** WHAT IS BEING ASKED **
Write out the listing beneath this instruction in its entirety, exactly as it reads.

** DATA TO PROCESS **
====
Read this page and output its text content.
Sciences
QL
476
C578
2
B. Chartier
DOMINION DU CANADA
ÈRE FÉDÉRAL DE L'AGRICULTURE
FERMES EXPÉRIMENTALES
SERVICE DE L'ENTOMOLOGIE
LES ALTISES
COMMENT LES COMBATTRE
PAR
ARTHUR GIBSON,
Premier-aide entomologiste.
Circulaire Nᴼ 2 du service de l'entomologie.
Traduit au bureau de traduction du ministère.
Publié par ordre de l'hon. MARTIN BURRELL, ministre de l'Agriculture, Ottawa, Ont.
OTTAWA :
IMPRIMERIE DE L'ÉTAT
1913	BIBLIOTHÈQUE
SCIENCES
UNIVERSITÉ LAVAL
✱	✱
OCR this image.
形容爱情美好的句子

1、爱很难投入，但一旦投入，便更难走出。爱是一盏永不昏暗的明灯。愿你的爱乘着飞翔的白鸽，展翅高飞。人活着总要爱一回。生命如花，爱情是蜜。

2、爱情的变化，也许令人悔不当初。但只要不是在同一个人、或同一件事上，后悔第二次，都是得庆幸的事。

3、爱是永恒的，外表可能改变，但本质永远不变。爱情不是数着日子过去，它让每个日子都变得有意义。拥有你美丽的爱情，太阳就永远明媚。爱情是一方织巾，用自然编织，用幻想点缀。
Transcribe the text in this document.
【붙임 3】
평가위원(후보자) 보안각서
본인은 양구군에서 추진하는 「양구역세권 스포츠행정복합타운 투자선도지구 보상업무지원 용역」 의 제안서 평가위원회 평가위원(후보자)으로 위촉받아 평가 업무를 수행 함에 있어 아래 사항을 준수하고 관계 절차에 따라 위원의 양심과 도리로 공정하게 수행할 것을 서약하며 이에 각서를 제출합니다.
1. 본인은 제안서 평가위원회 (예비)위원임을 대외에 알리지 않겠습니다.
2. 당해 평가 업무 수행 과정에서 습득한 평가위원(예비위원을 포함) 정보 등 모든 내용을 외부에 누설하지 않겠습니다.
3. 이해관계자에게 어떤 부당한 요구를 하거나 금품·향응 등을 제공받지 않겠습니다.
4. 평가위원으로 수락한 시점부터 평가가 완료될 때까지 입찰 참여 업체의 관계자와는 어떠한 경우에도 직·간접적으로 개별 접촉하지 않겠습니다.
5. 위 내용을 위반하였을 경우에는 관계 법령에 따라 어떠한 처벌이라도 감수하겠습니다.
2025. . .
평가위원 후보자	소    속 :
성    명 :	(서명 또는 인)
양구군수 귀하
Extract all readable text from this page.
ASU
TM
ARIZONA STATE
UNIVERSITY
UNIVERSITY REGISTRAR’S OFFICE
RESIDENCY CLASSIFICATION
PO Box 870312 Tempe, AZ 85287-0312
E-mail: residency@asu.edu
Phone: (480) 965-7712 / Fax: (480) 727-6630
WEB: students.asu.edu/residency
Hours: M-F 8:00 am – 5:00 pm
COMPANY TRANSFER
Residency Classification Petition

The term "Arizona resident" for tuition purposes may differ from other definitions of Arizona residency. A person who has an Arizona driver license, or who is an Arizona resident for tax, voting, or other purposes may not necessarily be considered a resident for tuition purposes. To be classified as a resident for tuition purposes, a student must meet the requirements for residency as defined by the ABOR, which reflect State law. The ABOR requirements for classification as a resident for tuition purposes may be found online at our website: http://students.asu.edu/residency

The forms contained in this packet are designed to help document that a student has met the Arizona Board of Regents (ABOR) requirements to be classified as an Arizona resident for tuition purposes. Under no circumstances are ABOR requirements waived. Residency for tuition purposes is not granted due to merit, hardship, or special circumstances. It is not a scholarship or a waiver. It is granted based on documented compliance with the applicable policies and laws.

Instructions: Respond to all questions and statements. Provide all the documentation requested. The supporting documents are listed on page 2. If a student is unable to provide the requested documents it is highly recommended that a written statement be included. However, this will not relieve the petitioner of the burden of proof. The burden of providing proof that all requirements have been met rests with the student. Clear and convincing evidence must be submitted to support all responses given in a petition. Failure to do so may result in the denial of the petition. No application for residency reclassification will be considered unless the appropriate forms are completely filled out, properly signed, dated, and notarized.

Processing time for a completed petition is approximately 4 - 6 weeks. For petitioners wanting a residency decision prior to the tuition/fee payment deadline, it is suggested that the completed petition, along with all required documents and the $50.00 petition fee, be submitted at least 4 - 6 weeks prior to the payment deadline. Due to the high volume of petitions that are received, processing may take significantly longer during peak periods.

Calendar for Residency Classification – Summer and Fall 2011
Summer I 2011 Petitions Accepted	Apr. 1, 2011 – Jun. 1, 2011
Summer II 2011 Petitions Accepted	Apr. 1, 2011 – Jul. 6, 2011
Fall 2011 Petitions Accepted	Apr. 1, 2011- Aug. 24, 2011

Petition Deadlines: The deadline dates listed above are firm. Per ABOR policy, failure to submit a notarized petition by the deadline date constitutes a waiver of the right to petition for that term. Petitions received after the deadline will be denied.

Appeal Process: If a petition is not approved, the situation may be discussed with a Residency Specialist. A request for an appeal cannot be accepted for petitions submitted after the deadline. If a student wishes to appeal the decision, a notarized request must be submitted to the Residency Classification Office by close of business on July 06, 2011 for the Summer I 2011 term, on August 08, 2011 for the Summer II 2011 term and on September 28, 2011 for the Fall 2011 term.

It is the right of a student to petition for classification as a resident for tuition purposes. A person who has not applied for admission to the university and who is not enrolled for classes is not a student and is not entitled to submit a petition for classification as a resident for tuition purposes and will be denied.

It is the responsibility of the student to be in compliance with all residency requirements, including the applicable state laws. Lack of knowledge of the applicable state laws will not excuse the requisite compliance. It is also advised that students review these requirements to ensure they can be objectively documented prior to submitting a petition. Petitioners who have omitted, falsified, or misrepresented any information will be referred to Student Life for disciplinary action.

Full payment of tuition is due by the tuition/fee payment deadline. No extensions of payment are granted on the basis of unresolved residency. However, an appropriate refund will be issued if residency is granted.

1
====
** TASK OUTPUT **
Read this page and output its text content.
Sciences
QL
476
C578
2
B. Chartier
DOMINION DU CANADA
ÈRE FÉDÉRAL DE L'AGRICULTURE
FERMES EXPÉRIMENTALES
SERVICE DE L'ENTOMOLOGIE
LES ALTISES
COMMENT LES COMBATTRE
PAR
ARTHUR GIBSON,
Premier-aide entomologiste.
Circulaire Nᴼ 2 du service de l'entomologie.
Traduit au bureau de traduction du ministère.
Publié par ordre de l'hon. MARTIN BURRELL, ministre de l'Agriculture, Ottawa, Ont.
OTTAWA :
IMPRIMERIE DE L'ÉTAT
1913	BIBLIOTHÈQUE
SCIENCES
UNIVERSITÉ LAVAL
✱	✱
OCR this image.
形容爱情美好的句子

1、爱很难投入，但一旦投入，便更难走出。爱是一盏永不昏暗的明灯。愿你的爱乘着飞翔的白鸽，展翅高飞。人活着总要爱一回。生命如花，爱情是蜜。

2、爱情的变化，也许令人悔不当初。但只要不是在同一个人、或同一件事上，后悔第二次，都是得庆幸的事。

3、爱是永恒的，外表可能改变，但本质永远不变。爱情不是数着日子过去，它让每个日子都变得有意义。拥有你美丽的爱情，太阳就永远明媚。爱情是一方织巾，用自然编织，用幻想点缀。
Transcribe the text in this document.
【붙임 3】
평가위원(후보자) 보안각서
본인은 양구군에서 추진하는 「양구역세권 스포츠행정복합타운 투자선도지구 보상업무지원 용역」 의 제안서 평가위원회 평가위원(후보자)으로 위촉받아 평가 업무를 수행 함에 있어 아래 사항을 준수하고 관계 절차에 따라 위원의 양심과 도리로 공정하게 수행할 것을 서약하며 이에 각서를 제출합니다.
1. 본인은 제안서 평가위원회 (예비)위원임을 대외에 알리지 않겠습니다.
2. 당해 평가 업무 수행 과정에서 습득한 평가위원(예비위원을 포함) 정보 등 모든 내용을 외부에 누설하지 않겠습니다.
3. 이해관계자에게 어떤 부당한 요구를 하거나 금품·향응 등을 제공받지 않겠습니다.
4. 평가위원으로 수락한 시점부터 평가가 완료될 때까지 입찰 참여 업체의 관계자와는 어떠한 경우에도 직·간접적으로 개별 접촉하지 않겠습니다.
5. 위 내용을 위반하였을 경우에는 관계 법령에 따라 어떠한 처벌이라도 감수하겠습니다.
2025. . .
평가위원 후보자	소    속 :
성    명 :	(서명 또는 인)
양구군수 귀하
Extract all readable text from this page.
ASU
TM
ARIZONA STATE
UNIVERSITY
UNIVERSITY REGISTRAR’S OFFICE
RESIDENCY CLASSIFICATION
PO Box 870312 Tempe, AZ 85287-0312
E-mail: residency@asu.edu
Phone: (480) 965-7712 / Fax: (480) 727-6630
WEB: students.asu.edu/residency
Hours: M-F 8:00 am – 5:00 pm
COMPANY TRANSFER
Residency Classification Petition

The term "Arizona resident" for tuition purposes may differ from other definitions of Arizona residency. A person who has an Arizona driver license, or who is an Arizona resident for tax, voting, or other purposes may not necessarily be considered a resident for tuition purposes. To be classified as a resident for tuition purposes, a student must meet the requirements for residency as defined by the ABOR, which reflect State law. The ABOR requirements for classification as a resident for tuition purposes may be found online at our website: http://students.asu.edu/residency

The forms contained in this packet are designed to help document that a student has met the Arizona Board of Regents (ABOR) requirements to be classified as an Arizona resident for tuition purposes. Under no circumstances are ABOR requirements waived. Residency for tuition purposes is not granted due to merit, hardship, or special circumstances. It is not a scholarship or a waiver. It is granted based on documented compliance with the applicable policies and laws.

Instructions: Respond to all questions and statements. Provide all the documentation requested. The supporting documents are listed on page 2. If a student is unable to provide the requested documents it is highly recommended that a written statement be included. However, this will not relieve the petitioner of the burden of proof. The burden of providing proof that all requirements have been met rests with the student. Clear and convincing evidence must be submitted to support all responses given in a petition. Failure to do so may result in the denial of the petition. No application for residency reclassification will be considered unless the appropriate forms are completely filled out, properly signed, dated, and notarized.

Processing time for a completed petition is approximately 4 - 6 weeks. For petitioners wanting a residency decision prior to the tuition/fee payment deadline, it is suggested that the completed petition, along with all required documents and the $50.00 petition fee, be submitted at least 4 - 6 weeks prior to the payment deadline. Due to the high volume of petitions that are received, processing may take significantly longer during peak periods.

Calendar for Residency Classification – Summer and Fall 2011
Summer I 2011 Petitions Accepted	Apr. 1, 2011 – Jun. 1, 2011
Summer II 2011 Petitions Accepted	Apr. 1, 2011 – Jul. 6, 2011
Fall 2011 Petitions Accepted	Apr. 1, 2011- Aug. 24, 2011

Petition Deadlines: The deadline dates listed above are firm. Per ABOR policy, failure to submit a notarized petition by the deadline date constitutes a waiver of the right to petition for that term. Petitions received after the deadline will be denied.

Appeal Process: If a petition is not approved, the situation may be discussed with a Residency Specialist. A request for an appeal cannot be accepted for petitions submitted after the deadline. If a student wishes to appeal the decision, a notarized request must be submitted to the Residency Classification Office by close of business on July 06, 2011 for the Summer I 2011 term, on August 08, 2011 for the Summer II 2011 term and on September 28, 2011 for the Fall 2011 term.

It is the right of a student to petition for classification as a resident for tuition purposes. A person who has not applied for admission to the university and who is not enrolled for classes is not a student and is not entitled to submit a petition for classification as a resident for tuition purposes and will be denied.

It is the responsibility of the student to be in compliance with all residency requirements, including the applicable state laws. Lack of knowledge of the applicable state laws will not excuse the requisite compliance. It is also advised that students review these requirements to ensure they can be objectively documented prior to submitting a petition. Petitioners who have omitted, falsified, or misrepresented any information will be referred to Student Life for disciplinary action.

Full payment of tuition is due by the tuition/fee payment deadline. No extensions of payment are granted on the basis of unresolved residency. However, an appropriate refund will be issued if residency is granted.

1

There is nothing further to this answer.